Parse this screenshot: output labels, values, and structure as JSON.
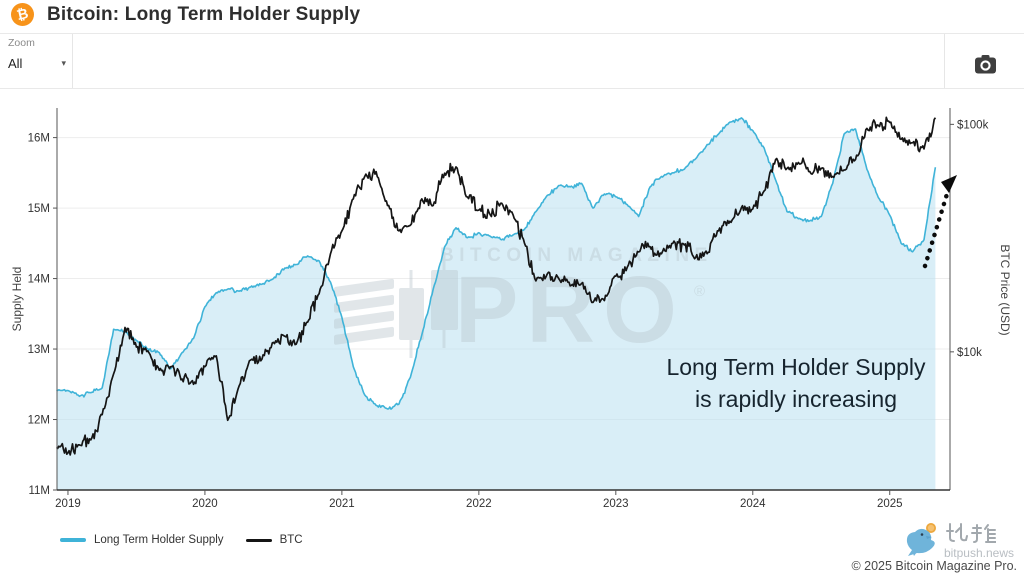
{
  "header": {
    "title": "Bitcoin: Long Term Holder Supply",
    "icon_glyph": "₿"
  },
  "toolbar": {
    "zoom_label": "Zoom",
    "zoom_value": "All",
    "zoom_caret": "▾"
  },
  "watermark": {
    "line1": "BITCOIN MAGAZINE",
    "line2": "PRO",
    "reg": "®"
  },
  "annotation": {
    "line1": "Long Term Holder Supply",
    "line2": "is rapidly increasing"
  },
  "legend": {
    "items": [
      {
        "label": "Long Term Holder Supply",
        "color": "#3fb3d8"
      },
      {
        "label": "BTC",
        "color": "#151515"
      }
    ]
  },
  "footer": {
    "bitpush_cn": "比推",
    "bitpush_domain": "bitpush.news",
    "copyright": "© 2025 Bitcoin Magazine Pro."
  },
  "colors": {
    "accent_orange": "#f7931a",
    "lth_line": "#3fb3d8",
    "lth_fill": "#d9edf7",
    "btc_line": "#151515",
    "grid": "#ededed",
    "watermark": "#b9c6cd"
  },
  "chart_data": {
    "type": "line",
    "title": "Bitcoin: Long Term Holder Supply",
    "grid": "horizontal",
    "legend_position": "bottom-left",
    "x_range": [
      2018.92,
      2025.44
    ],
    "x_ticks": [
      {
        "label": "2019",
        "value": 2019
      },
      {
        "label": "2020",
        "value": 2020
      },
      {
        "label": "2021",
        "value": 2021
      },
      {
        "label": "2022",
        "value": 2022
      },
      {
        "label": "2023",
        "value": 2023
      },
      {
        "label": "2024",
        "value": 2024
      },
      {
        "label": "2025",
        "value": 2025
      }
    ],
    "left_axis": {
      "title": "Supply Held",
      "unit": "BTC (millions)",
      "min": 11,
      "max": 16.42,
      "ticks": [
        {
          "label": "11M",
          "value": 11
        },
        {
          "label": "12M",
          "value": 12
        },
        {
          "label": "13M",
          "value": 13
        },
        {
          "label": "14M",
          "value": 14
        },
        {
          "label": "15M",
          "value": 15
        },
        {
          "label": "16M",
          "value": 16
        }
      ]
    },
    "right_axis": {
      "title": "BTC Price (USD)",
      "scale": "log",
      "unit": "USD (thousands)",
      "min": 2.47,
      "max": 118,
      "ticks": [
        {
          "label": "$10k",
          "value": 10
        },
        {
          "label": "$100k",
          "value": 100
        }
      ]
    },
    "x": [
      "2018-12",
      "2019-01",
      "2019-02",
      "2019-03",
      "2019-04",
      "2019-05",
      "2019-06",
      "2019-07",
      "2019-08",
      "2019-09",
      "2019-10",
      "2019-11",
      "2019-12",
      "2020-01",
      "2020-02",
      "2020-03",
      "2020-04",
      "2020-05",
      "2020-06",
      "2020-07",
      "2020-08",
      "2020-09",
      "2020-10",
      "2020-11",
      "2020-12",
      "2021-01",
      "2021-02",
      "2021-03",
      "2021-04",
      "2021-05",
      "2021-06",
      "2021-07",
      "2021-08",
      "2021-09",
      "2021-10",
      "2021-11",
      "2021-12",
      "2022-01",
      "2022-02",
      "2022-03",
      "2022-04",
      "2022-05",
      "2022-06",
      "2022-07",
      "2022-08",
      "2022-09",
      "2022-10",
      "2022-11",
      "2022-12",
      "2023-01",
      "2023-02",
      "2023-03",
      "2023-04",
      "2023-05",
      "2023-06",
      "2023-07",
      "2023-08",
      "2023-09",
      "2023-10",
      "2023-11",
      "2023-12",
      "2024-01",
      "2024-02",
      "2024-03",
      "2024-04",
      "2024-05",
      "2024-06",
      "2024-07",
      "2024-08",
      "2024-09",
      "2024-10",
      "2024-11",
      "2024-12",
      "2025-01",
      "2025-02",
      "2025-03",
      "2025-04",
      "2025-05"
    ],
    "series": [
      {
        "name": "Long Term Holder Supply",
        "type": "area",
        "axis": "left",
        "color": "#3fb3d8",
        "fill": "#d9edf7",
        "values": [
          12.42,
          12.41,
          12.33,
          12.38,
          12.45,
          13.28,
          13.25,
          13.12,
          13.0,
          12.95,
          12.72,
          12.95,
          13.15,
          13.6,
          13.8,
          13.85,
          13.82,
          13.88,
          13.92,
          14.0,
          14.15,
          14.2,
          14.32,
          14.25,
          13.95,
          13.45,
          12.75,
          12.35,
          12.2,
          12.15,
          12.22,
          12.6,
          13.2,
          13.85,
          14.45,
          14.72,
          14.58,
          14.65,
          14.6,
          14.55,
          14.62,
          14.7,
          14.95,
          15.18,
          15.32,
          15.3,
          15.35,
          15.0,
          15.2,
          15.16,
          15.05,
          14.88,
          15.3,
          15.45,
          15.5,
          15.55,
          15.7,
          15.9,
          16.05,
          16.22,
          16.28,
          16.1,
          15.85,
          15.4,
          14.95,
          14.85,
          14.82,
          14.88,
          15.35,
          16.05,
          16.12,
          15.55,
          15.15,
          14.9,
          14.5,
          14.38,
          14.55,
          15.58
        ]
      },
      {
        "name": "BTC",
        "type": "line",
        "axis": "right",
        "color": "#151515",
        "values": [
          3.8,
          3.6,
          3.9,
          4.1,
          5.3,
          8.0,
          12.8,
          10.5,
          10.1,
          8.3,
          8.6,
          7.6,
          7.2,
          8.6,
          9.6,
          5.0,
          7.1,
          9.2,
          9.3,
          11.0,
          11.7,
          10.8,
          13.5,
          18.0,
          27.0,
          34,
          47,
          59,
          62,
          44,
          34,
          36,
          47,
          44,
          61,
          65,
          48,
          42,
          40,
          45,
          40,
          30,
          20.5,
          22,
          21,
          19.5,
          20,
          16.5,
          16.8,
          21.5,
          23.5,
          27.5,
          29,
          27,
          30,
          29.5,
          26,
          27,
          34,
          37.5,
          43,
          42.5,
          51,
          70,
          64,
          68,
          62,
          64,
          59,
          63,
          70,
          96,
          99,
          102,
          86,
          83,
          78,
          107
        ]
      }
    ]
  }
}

+ + + + +

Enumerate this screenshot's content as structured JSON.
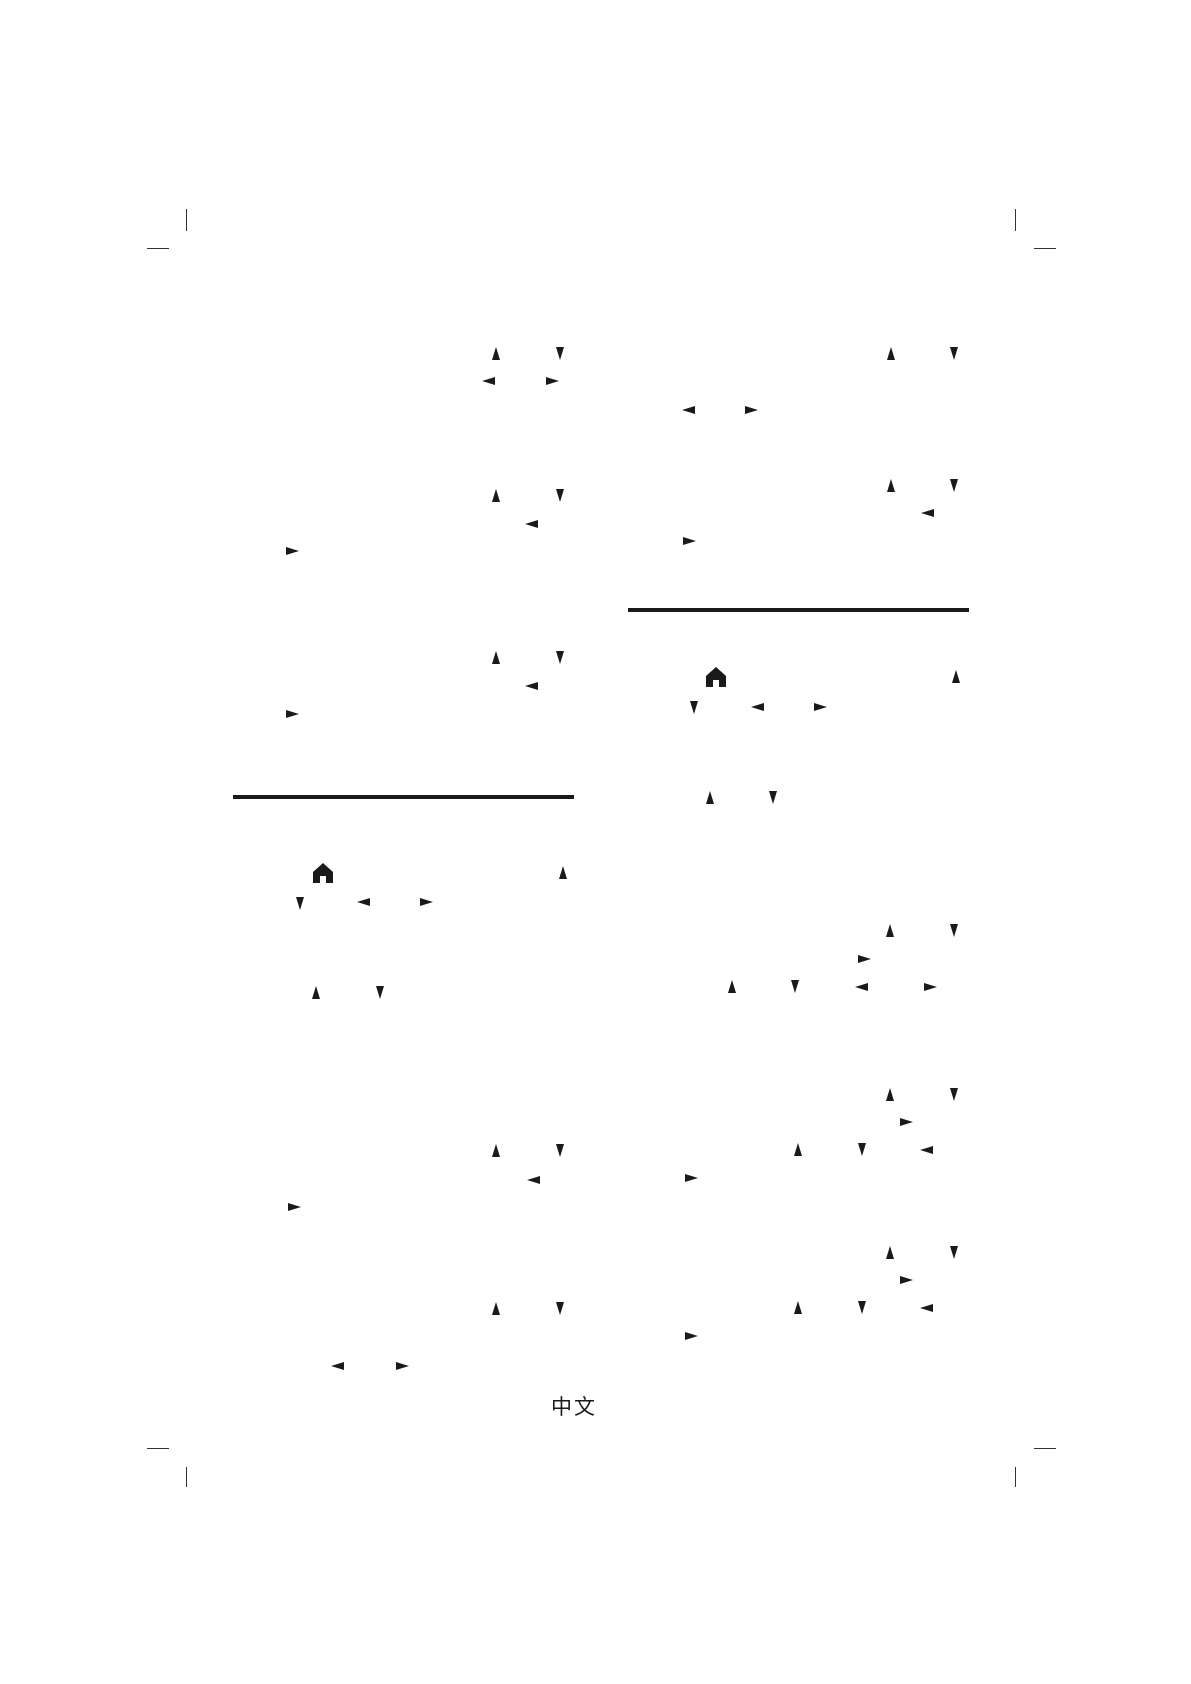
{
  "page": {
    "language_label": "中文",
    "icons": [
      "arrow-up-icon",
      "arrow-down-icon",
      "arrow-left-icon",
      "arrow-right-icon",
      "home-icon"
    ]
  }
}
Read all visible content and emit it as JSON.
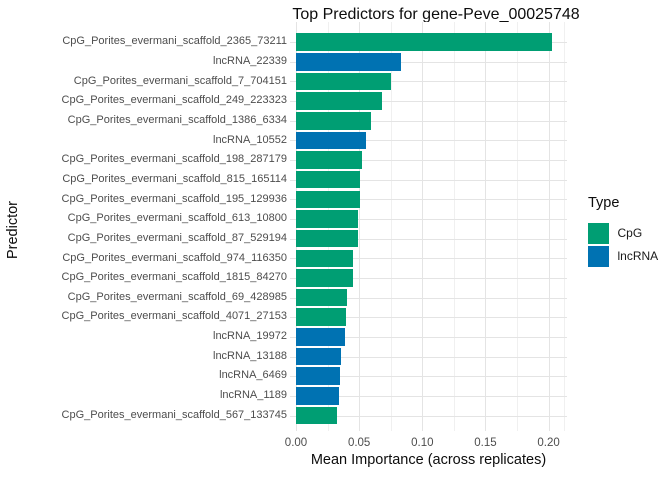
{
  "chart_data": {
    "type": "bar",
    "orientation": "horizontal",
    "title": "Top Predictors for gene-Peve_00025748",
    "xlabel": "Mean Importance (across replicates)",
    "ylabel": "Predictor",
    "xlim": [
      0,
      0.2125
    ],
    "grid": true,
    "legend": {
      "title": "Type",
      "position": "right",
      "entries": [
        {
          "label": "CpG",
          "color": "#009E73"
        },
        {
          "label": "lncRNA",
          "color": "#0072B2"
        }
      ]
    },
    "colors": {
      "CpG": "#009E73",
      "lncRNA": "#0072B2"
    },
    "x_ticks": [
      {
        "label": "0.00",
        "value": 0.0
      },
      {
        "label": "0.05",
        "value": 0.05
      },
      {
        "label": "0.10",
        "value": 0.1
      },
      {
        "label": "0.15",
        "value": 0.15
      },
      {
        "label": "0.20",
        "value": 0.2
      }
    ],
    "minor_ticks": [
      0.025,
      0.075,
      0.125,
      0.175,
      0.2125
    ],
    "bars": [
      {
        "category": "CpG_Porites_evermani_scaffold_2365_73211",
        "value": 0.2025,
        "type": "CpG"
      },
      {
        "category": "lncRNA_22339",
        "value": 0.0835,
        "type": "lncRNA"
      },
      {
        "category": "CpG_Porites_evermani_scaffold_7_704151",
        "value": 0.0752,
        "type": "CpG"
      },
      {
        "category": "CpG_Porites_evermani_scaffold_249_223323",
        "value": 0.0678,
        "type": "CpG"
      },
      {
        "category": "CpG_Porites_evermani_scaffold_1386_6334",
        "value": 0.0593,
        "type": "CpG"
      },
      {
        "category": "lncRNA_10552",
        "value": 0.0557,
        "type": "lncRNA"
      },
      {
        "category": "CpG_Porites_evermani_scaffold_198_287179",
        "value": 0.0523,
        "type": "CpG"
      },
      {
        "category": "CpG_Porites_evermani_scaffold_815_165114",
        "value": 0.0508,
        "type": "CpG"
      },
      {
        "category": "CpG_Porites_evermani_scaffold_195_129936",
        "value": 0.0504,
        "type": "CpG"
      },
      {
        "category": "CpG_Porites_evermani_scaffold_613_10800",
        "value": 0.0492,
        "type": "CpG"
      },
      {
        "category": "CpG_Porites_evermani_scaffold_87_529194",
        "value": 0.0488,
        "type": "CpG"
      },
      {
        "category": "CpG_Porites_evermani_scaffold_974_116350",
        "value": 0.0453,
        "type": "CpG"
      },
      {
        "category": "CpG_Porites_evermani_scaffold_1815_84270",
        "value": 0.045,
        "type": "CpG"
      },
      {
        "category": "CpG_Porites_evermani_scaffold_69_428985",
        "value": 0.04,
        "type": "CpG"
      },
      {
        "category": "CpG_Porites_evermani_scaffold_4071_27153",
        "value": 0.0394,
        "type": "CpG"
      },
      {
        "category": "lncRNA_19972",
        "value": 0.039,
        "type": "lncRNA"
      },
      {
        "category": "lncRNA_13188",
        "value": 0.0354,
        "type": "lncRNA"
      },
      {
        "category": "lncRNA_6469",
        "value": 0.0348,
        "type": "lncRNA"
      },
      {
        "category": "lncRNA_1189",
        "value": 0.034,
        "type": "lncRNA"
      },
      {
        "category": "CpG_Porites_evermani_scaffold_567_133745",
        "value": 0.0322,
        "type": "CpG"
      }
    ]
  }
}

+ + + + +

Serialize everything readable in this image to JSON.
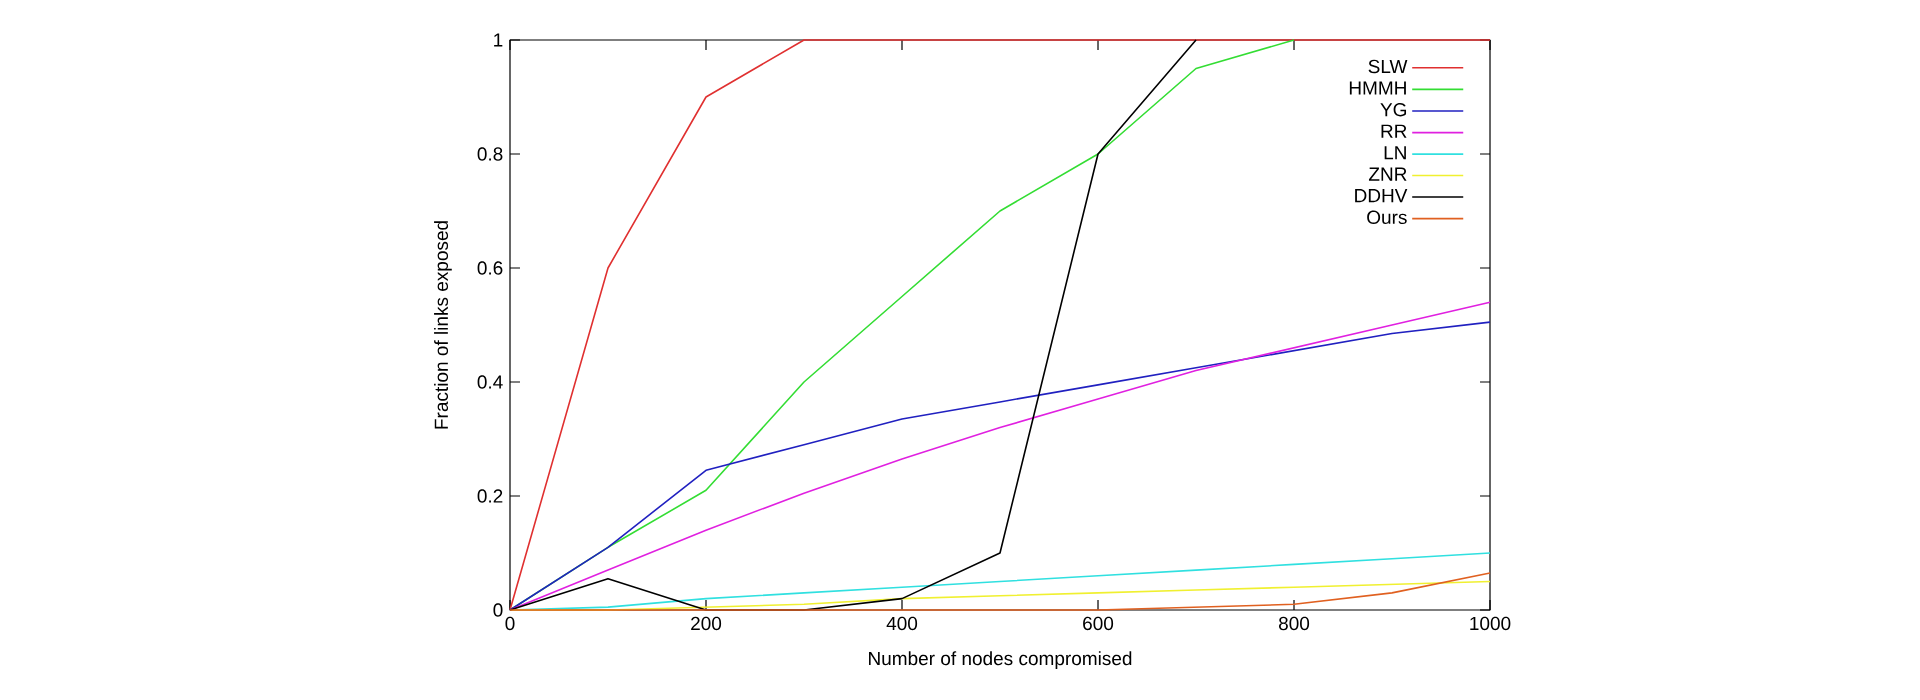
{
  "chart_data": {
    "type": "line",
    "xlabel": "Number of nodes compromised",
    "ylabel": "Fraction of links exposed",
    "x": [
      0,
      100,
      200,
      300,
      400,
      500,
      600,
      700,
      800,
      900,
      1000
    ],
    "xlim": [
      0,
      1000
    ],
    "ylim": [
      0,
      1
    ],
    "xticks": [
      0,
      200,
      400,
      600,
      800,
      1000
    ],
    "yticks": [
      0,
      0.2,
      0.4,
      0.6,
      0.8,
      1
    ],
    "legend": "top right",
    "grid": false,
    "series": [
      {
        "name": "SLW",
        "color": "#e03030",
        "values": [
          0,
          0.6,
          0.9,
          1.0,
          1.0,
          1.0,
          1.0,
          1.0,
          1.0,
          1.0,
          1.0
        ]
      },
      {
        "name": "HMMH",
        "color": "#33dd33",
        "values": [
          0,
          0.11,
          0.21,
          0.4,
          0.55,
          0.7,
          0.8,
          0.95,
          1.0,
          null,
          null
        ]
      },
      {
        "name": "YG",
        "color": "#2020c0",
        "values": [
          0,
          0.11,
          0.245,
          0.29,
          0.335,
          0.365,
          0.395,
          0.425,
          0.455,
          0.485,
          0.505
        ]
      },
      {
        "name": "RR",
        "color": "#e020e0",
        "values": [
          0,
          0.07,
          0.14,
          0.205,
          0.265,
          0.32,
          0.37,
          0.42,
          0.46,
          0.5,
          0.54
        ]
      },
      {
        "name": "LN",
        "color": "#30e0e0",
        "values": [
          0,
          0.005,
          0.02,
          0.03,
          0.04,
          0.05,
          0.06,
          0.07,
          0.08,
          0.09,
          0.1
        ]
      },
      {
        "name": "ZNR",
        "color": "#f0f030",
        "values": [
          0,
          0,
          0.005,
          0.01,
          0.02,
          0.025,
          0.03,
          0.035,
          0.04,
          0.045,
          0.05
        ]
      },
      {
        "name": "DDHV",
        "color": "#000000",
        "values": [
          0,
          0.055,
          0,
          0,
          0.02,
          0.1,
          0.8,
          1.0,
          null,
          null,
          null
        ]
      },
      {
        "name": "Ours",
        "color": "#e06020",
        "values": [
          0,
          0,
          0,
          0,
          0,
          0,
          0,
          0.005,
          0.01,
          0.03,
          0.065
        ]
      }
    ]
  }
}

+ + + + +

● **Task statement**:
Copy out the lines in which the string "grid" appears.

● **Exercise solution**:
    "grid": "#ededed",
    "grid": "horizontal",
    "grid": true,
    "grid": false,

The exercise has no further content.